Brief> Scan the lines below; pull out those with "long".

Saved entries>
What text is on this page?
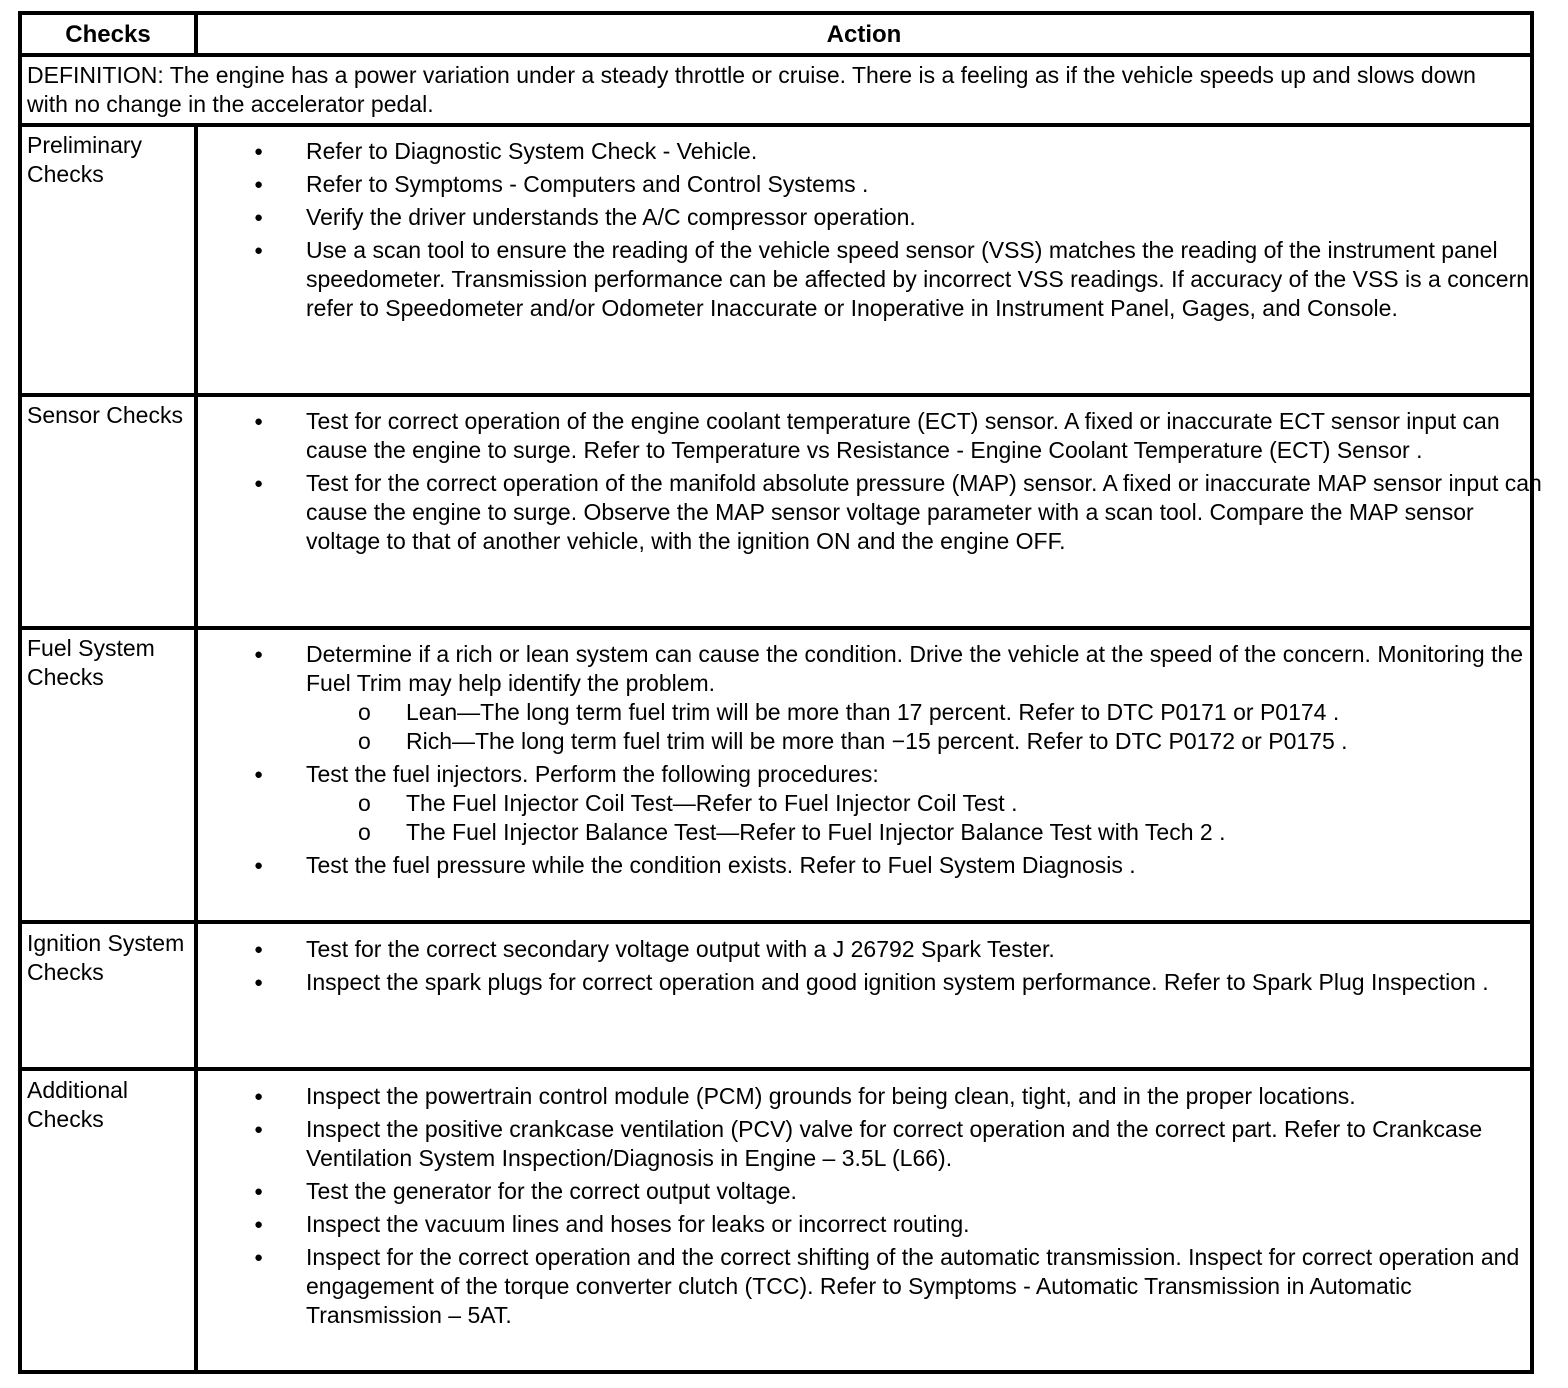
Checks	Action
DEFINITION: The engine has a power variation under a steady throttle or cruise. There is a feeling as if the vehicle speeds up and slows down with no change in the accelerator pedal.
Preliminary Checks
● Refer to Diagnostic System Check - Vehicle.
● Refer to Symptoms - Computers and Control Systems .
● Verify the driver understands the A/C compressor operation.
● Use a scan tool to ensure the reading of the vehicle speed sensor (VSS) matches the reading of the instrument panel speedometer. Transmission performance can be affected by incorrect VSS readings. If accuracy of the VSS is a concern, refer to Speedometer and/or Odometer Inaccurate or Inoperative in Instrument Panel, Gages, and Console.
Sensor Checks
●	Test for correct operation of the engine coolant temperature (ECT) sensor. A fixed or inaccurate ECT sensor input can cause the engine to surge. Refer to Temperature vs Resistance - Engine Coolant Temperature (ECT) Sensor .
● Test for the correct operation of the manifold absolute pressure (MAP) sensor. A fixed or inaccurate MAP sensor input can cause the engine to surge. Observe the MAP sensor voltage parameter with a scan tool. Compare the MAP sensor voltage to that of another vehicle, with the ignition ON and the engine OFF.
Fuel System Checks
● Determine if a rich or lean system can cause the condition. Drive the vehicle at the speed of the concern. Monitoring the Fuel Trim may help identify the problem.
o Lean—The long term fuel trim will be more than 17 percent. Refer to DTC P0171 or P0174 .
o Rich—The long term fuel trim will be more than −15 percent. Refer to DTC P0172 or P0175 .
● Test the fuel injectors. Perform the following procedures:
o The Fuel Injector Coil Test—Refer to Fuel Injector Coil Test .
o The Fuel Injector Balance Test—Refer to Fuel Injector Balance Test with Tech 2 .
● Test the fuel pressure while the condition exists. Refer to Fuel System Diagnosis .
Ignition System Checks
● Test for the correct secondary voltage output with a J 26792 Spark Tester.
● Inspect the spark plugs for correct operation and good ignition system performance. Refer to Spark Plug Inspection .
Additional Checks
● Inspect the powertrain control module (PCM) grounds for being clean, tight, and in the proper locations.
● Inspect the positive crankcase ventilation (PCV) valve for correct operation and the correct part. Refer to Crankcase Ventilation System Inspection/Diagnosis in Engine – 3.5L (L66).
● Test the generator for the correct output voltage.
● Inspect the vacuum lines and hoses for leaks or incorrect routing.
● Inspect for the correct operation and the correct shifting of the automatic transmission. Inspect for correct operation and engagement of the torque converter clutch (TCC). Refer to Symptoms - Automatic Transmission in Automatic Transmission – 5AT.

Exercise result>
o Lean—The long term fuel trim will be more than 17 percent. Refer to DTC P0171 or P0174 .
o Rich—The long term fuel trim will be more than −15 percent. Refer to DTC P0172 or P0175 .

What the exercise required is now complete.